Aim of the exercise ▸ Return all the entries exactly, keeping pictures out.

☆ ☆ ☆ ☆ ☆ ☆ ☆

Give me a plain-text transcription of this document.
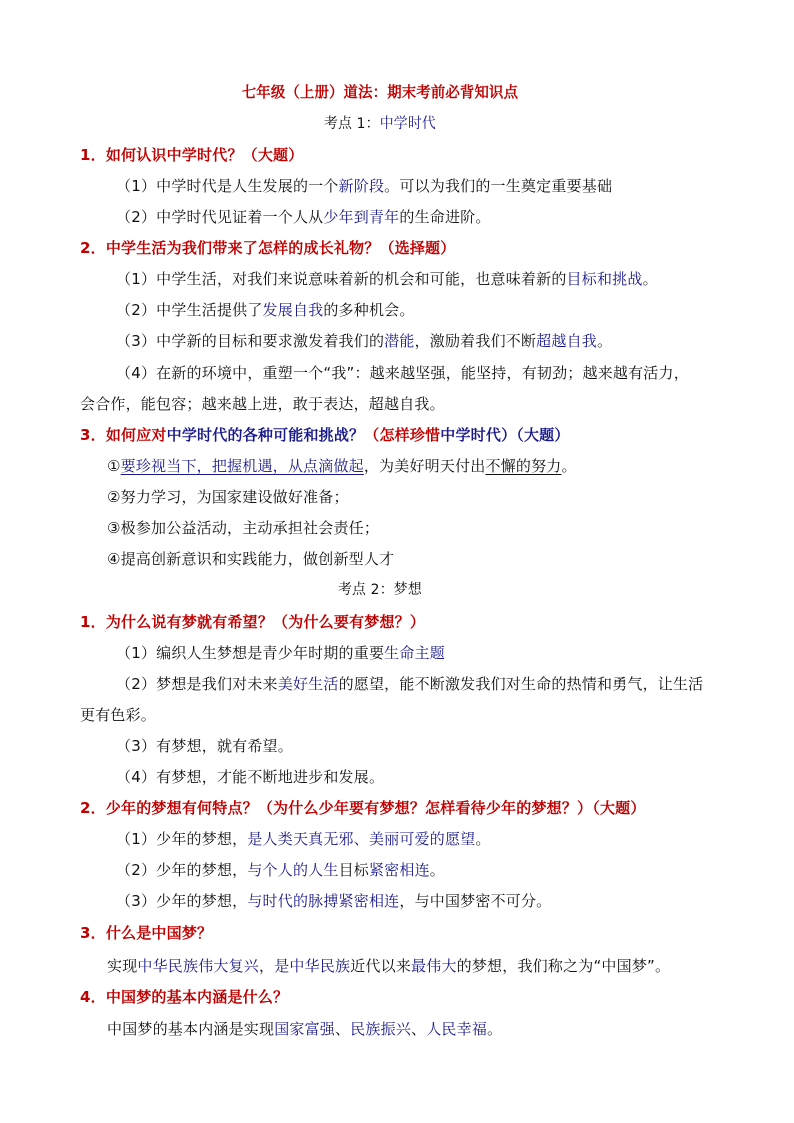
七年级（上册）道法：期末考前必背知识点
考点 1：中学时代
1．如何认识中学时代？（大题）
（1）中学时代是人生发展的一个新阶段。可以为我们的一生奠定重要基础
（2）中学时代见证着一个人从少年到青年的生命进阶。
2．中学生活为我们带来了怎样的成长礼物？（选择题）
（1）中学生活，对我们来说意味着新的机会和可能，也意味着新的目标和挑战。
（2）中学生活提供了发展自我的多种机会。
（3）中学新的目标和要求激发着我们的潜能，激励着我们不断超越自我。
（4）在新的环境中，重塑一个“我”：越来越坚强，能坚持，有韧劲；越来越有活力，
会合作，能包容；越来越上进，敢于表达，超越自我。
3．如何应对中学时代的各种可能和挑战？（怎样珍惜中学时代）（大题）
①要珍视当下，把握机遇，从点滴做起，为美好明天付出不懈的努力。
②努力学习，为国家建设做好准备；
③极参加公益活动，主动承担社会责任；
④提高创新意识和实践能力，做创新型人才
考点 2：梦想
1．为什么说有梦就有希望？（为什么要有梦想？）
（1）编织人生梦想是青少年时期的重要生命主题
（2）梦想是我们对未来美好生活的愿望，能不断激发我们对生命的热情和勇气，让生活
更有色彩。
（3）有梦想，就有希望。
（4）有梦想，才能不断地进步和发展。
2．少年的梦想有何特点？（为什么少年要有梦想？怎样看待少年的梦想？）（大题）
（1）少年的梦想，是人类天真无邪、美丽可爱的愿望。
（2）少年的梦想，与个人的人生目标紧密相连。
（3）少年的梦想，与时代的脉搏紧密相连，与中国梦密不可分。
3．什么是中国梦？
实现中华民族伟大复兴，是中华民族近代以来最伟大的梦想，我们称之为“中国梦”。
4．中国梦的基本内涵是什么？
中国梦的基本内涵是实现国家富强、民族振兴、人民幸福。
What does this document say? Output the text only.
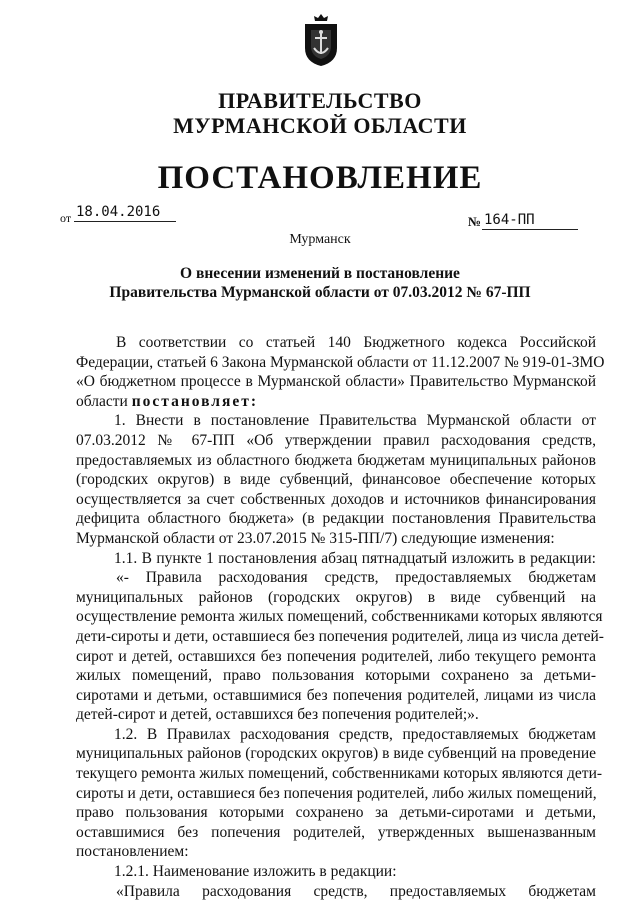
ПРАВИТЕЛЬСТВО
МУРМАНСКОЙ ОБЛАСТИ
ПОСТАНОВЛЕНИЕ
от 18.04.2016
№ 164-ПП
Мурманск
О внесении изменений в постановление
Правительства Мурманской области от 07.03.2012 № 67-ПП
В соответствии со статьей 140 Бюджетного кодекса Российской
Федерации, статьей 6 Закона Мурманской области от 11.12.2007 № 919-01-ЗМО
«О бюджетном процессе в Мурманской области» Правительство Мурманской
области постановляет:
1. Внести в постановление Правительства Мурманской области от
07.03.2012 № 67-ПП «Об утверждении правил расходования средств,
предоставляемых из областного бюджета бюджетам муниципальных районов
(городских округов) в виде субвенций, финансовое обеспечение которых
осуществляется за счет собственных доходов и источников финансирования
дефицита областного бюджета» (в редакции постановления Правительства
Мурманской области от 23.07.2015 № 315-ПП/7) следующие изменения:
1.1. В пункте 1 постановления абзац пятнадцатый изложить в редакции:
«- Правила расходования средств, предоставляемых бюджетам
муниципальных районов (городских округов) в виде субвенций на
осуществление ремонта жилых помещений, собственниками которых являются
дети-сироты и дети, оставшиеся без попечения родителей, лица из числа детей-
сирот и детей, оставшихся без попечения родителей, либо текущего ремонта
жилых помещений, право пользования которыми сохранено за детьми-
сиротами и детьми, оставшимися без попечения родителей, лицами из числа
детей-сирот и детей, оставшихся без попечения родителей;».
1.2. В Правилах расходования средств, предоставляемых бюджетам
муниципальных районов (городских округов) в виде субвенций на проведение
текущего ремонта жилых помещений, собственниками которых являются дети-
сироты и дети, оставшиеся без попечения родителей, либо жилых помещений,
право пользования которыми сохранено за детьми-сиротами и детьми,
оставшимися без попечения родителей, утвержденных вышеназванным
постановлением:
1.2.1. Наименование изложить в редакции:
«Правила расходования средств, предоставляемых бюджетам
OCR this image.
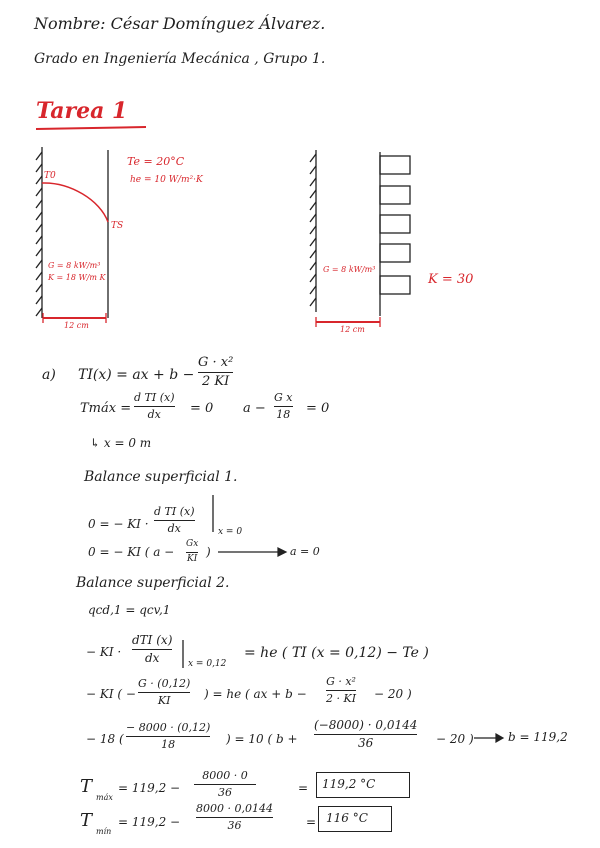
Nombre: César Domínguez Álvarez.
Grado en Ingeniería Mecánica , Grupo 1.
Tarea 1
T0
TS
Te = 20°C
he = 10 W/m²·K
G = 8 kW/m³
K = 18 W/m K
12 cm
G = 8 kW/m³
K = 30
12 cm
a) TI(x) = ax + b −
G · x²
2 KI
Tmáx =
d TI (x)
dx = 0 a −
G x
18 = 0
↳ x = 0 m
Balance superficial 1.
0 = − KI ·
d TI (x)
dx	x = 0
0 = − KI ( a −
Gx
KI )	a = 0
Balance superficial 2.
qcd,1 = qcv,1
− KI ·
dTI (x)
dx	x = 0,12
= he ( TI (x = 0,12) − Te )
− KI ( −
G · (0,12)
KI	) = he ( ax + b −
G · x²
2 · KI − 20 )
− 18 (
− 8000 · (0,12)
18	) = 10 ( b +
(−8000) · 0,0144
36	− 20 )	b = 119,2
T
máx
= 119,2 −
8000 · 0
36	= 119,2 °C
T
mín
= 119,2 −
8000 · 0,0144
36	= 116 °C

☆ ☆ ☆ ☆ ☆ ☆ ☆

Correct answer ▸
Give me a plain-text transcription of this document.
七年级（上册）道法：期末考前必背知识点
考点 1：中学时代
1．如何认识中学时代？（大题）
（1）中学时代是人生发展的一个新阶段。可以为我们的一生奠定重要基础
（2）中学时代见证着一个人从少年到青年的生命进阶。
2．中学生活为我们带来了怎样的成长礼物？（选择题）
（1）中学生活，对我们来说意味着新的机会和可能，也意味着新的目标和挑战。
（2）中学生活提供了发展自我的多种机会。
（3）中学新的目标和要求激发着我们的潜能，激励着我们不断超越自我。
（4）在新的环境中，重塑一个“我”：越来越坚强，能坚持，有韧劲；越来越有活力，
会合作，能包容；越来越上进，敢于表达，超越自我。
3．如何应对中学时代的各种可能和挑战？（怎样珍惜中学时代）（大题）
①要珍视当下，把握机遇，从点滴做起，为美好明天付出不懈的努力。
②努力学习，为国家建设做好准备；
③极参加公益活动，主动承担社会责任；
④提高创新意识和实践能力，做创新型人才
考点 2：梦想
1．为什么说有梦就有希望？（为什么要有梦想？）
（1）编织人生梦想是青少年时期的重要生命主题
（2）梦想是我们对未来美好生活的愿望，能不断激发我们对生命的热情和勇气，让生活
更有色彩。
（3）有梦想，就有希望。
（4）有梦想，才能不断地进步和发展。
2．少年的梦想有何特点？（为什么少年要有梦想？怎样看待少年的梦想？）（大题）
（1）少年的梦想，是人类天真无邪、美丽可爱的愿望。
（2）少年的梦想，与个人的人生目标紧密相连。
（3）少年的梦想，与时代的脉搏紧密相连，与中国梦密不可分。
3．什么是中国梦？
实现中华民族伟大复兴，是中华民族近代以来最伟大的梦想，我们称之为“中国梦”。
4．中国梦的基本内涵是什么？
中国梦的基本内涵是实现国家富强、民族振兴、人民幸福。
What does this document say? Output the text only.
ПРАВИТЕЛЬСТВО
МУРМАНСКОЙ ОБЛАСТИ
ПОСТАНОВЛЕНИЕ
от 18.04.2016
№ 164-ПП
Мурманск
О внесении изменений в постановление
Правительства Мурманской области от 07.03.2012 № 67-ПП
В соответствии со статьей 140 Бюджетного кодекса Российской
Федерации, статьей 6 Закона Мурманской области от 11.12.2007 № 919-01-ЗМО
«О бюджетном процессе в Мурманской области» Правительство Мурманской
области постановляет:
1. Внести в постановление Правительства Мурманской области от
07.03.2012 № 67-ПП «Об утверждении правил расходования средств,
предоставляемых из областного бюджета бюджетам муниципальных районов
(городских округов) в виде субвенций, финансовое обеспечение которых
осуществляется за счет собственных доходов и источников финансирования
дефицита областного бюджета» (в редакции постановления Правительства
Мурманской области от 23.07.2015 № 315-ПП/7) следующие изменения:
1.1. В пункте 1 постановления абзац пятнадцатый изложить в редакции:
«- Правила расходования средств, предоставляемых бюджетам
муниципальных районов (городских округов) в виде субвенций на
осуществление ремонта жилых помещений, собственниками которых являются
дети-сироты и дети, оставшиеся без попечения родителей, лица из числа детей-
сирот и детей, оставшихся без попечения родителей, либо текущего ремонта
жилых помещений, право пользования которыми сохранено за детьми-
сиротами и детьми, оставшимися без попечения родителей, лицами из числа
детей-сирот и детей, оставшихся без попечения родителей;».
1.2. В Правилах расходования средств, предоставляемых бюджетам
муниципальных районов (городских округов) в виде субвенций на проведение
текущего ремонта жилых помещений, собственниками которых являются дети-
сироты и дети, оставшиеся без попечения родителей, либо жилых помещений,
право пользования которыми сохранено за детьми-сиротами и детьми,
оставшимися без попечения родителей, утвержденных вышеназванным
постановлением:
1.2.1. Наименование изложить в редакции:
«Правила расходования средств, предоставляемых бюджетам
OCR this image.
Nombre: César Domínguez Álvarez.
Grado en Ingeniería Mecánica , Grupo 1.
Tarea 1
T0
TS
Te = 20°C
he = 10 W/m²·K
G = 8 kW/m³
K = 18 W/m K
12 cm
G = 8 kW/m³
K = 30
12 cm
a) TI(x) = ax + b −
G · x²
2 KI
Tmáx =
d TI (x)
dx = 0 a −
G x
18 = 0
↳ x = 0 m
Balance superficial 1.
0 = − KI ·
d TI (x)
dx	x = 0
0 = − KI ( a −
Gx
KI )	a = 0
Balance superficial 2.
qcd,1 = qcv,1
− KI ·
dTI (x)
dx	x = 0,12
= he ( TI (x = 0,12) − Te )
− KI ( −
G · (0,12)
KI	) = he ( ax + b −
G · x²
2 · KI − 20 )
− 18 (
− 8000 · (0,12)
18	) = 10 ( b +
(−8000) · 0,0144
36	− 20 )	b = 119,2
T
máx
= 119,2 −
8000 · 0
36	= 119,2 °C
T
mín
= 119,2 −
8000 · 0,0144
36	= 116 °C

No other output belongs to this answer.